AIM: Write out all of the entries exactly, please.

THE DATA:
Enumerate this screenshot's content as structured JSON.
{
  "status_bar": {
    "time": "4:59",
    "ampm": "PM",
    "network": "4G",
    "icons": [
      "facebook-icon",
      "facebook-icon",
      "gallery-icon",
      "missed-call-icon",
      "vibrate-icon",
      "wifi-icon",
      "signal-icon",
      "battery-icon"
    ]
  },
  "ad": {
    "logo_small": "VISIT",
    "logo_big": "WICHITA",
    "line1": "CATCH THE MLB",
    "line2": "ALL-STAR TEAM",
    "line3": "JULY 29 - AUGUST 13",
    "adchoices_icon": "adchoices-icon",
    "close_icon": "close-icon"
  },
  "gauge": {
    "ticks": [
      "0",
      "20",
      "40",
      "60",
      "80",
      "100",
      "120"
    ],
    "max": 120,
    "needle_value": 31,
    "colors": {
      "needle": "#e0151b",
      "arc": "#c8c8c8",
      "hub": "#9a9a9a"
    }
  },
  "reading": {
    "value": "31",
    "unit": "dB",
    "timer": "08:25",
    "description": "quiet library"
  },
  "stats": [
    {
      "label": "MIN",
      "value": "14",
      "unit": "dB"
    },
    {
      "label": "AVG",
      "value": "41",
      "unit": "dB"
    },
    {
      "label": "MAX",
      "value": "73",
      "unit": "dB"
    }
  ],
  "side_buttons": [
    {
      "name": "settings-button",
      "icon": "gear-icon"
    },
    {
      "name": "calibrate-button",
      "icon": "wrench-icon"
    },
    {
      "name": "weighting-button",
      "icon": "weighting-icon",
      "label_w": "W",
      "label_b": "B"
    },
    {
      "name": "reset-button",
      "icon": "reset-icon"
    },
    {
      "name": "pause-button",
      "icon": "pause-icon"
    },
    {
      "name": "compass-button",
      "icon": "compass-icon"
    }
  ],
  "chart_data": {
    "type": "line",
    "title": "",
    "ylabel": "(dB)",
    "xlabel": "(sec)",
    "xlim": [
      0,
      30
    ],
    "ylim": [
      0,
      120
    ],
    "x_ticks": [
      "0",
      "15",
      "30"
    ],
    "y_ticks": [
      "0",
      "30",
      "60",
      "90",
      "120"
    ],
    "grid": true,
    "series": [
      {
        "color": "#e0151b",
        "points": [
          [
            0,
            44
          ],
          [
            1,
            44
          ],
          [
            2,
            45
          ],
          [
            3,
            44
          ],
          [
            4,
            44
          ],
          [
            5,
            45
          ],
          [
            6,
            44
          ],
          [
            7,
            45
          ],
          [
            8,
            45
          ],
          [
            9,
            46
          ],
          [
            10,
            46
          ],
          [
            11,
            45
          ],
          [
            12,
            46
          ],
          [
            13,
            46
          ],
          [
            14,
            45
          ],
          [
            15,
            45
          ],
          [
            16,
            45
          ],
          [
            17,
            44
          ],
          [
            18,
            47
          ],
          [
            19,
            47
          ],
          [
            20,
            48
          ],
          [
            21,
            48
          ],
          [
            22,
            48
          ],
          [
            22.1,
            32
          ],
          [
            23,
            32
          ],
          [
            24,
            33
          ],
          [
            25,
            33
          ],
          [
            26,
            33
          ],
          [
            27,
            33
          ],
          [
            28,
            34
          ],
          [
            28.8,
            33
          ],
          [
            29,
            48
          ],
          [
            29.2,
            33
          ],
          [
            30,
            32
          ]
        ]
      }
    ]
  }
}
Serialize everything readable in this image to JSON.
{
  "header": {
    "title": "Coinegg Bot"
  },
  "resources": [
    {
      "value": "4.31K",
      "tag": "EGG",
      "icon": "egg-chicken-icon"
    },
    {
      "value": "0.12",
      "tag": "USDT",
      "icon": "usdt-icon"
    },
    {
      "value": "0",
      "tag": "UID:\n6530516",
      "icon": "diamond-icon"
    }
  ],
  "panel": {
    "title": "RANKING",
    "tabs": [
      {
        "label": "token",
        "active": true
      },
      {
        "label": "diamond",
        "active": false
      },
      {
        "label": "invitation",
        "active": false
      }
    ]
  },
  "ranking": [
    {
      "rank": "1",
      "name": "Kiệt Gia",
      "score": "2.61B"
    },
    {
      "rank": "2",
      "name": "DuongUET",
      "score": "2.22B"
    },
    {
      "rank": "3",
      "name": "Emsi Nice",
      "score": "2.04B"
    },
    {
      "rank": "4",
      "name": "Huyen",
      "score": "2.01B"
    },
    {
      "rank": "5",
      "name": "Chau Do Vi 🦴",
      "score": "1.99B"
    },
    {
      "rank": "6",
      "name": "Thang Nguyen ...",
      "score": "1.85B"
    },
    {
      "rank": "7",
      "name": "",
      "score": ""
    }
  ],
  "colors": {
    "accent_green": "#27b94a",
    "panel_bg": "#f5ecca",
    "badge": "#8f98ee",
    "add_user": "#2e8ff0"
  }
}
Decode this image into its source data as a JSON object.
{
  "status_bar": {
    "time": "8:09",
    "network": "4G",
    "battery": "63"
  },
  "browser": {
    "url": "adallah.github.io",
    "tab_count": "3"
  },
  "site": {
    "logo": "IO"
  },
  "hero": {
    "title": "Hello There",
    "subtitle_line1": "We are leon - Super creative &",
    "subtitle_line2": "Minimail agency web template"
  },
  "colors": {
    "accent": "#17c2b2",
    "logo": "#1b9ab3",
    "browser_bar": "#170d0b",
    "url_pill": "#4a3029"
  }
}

CORRECT ANSWER:
Enumerate this screenshot's content as structured JSON.
{
  "status_bar": {
    "time": "4:59",
    "ampm": "PM",
    "network": "4G",
    "icons": [
      "facebook-icon",
      "facebook-icon",
      "gallery-icon",
      "missed-call-icon",
      "vibrate-icon",
      "wifi-icon",
      "signal-icon",
      "battery-icon"
    ]
  },
  "ad": {
    "logo_small": "VISIT",
    "logo_big": "WICHITA",
    "line1": "CATCH THE MLB",
    "line2": "ALL-STAR TEAM",
    "line3": "JULY 29 - AUGUST 13",
    "adchoices_icon": "adchoices-icon",
    "close_icon": "close-icon"
  },
  "gauge": {
    "ticks": [
      "0",
      "20",
      "40",
      "60",
      "80",
      "100",
      "120"
    ],
    "max": 120,
    "needle_value": 31,
    "colors": {
      "needle": "#e0151b",
      "arc": "#c8c8c8",
      "hub": "#9a9a9a"
    }
  },
  "reading": {
    "value": "31",
    "unit": "dB",
    "timer": "08:25",
    "description": "quiet library"
  },
  "stats": [
    {
      "label": "MIN",
      "value": "14",
      "unit": "dB"
    },
    {
      "label": "AVG",
      "value": "41",
      "unit": "dB"
    },
    {
      "label": "MAX",
      "value": "73",
      "unit": "dB"
    }
  ],
  "side_buttons": [
    {
      "name": "settings-button",
      "icon": "gear-icon"
    },
    {
      "name": "calibrate-button",
      "icon": "wrench-icon"
    },
    {
      "name": "weighting-button",
      "icon": "weighting-icon",
      "label_w": "W",
      "label_b": "B"
    },
    {
      "name": "reset-button",
      "icon": "reset-icon"
    },
    {
      "name": "pause-button",
      "icon": "pause-icon"
    },
    {
      "name": "compass-button",
      "icon": "compass-icon"
    }
  ],
  "chart_data": {
    "type": "line",
    "title": "",
    "ylabel": "(dB)",
    "xlabel": "(sec)",
    "xlim": [
      0,
      30
    ],
    "ylim": [
      0,
      120
    ],
    "x_ticks": [
      "0",
      "15",
      "30"
    ],
    "y_ticks": [
      "0",
      "30",
      "60",
      "90",
      "120"
    ],
    "grid": true,
    "series": [
      {
        "color": "#e0151b",
        "points": [
          [
            0,
            44
          ],
          [
            1,
            44
          ],
          [
            2,
            45
          ],
          [
            3,
            44
          ],
          [
            4,
            44
          ],
          [
            5,
            45
          ],
          [
            6,
            44
          ],
          [
            7,
            45
          ],
          [
            8,
            45
          ],
          [
            9,
            46
          ],
          [
            10,
            46
          ],
          [
            11,
            45
          ],
          [
            12,
            46
          ],
          [
            13,
            46
          ],
          [
            14,
            45
          ],
          [
            15,
            45
          ],
          [
            16,
            45
          ],
          [
            17,
            44
          ],
          [
            18,
            47
          ],
          [
            19,
            47
          ],
          [
            20,
            48
          ],
          [
            21,
            48
          ],
          [
            22,
            48
          ],
          [
            22.1,
            32
          ],
          [
            23,
            32
          ],
          [
            24,
            33
          ],
          [
            25,
            33
          ],
          [
            26,
            33
          ],
          [
            27,
            33
          ],
          [
            28,
            34
          ],
          [
            28.8,
            33
          ],
          [
            29,
            48
          ],
          [
            29.2,
            33
          ],
          [
            30,
            32
          ]
        ]
      }
    ]
  }
}
Serialize everything readable in this image to JSON.
{
  "header": {
    "title": "Coinegg Bot"
  },
  "resources": [
    {
      "value": "4.31K",
      "tag": "EGG",
      "icon": "egg-chicken-icon"
    },
    {
      "value": "0.12",
      "tag": "USDT",
      "icon": "usdt-icon"
    },
    {
      "value": "0",
      "tag": "UID:\n6530516",
      "icon": "diamond-icon"
    }
  ],
  "panel": {
    "title": "RANKING",
    "tabs": [
      {
        "label": "token",
        "active": true
      },
      {
        "label": "diamond",
        "active": false
      },
      {
        "label": "invitation",
        "active": false
      }
    ]
  },
  "ranking": [
    {
      "rank": "1",
      "name": "Kiệt Gia",
      "score": "2.61B"
    },
    {
      "rank": "2",
      "name": "DuongUET",
      "score": "2.22B"
    },
    {
      "rank": "3",
      "name": "Emsi Nice",
      "score": "2.04B"
    },
    {
      "rank": "4",
      "name": "Huyen",
      "score": "2.01B"
    },
    {
      "rank": "5",
      "name": "Chau Do Vi 🦴",
      "score": "1.99B"
    },
    {
      "rank": "6",
      "name": "Thang Nguyen ...",
      "score": "1.85B"
    },
    {
      "rank": "7",
      "name": "",
      "score": ""
    }
  ],
  "colors": {
    "accent_green": "#27b94a",
    "panel_bg": "#f5ecca",
    "badge": "#8f98ee",
    "add_user": "#2e8ff0"
  }
}
Decode this image into its source data as a JSON object.
{
  "status_bar": {
    "time": "8:09",
    "network": "4G",
    "battery": "63"
  },
  "browser": {
    "url": "adallah.github.io",
    "tab_count": "3"
  },
  "site": {
    "logo": "IO"
  },
  "hero": {
    "title": "Hello There",
    "subtitle_line1": "We are leon - Super creative &",
    "subtitle_line2": "Minimail agency web template"
  },
  "colors": {
    "accent": "#17c2b2",
    "logo": "#1b9ab3",
    "browser_bar": "#170d0b",
    "url_pill": "#4a3029"
  }
}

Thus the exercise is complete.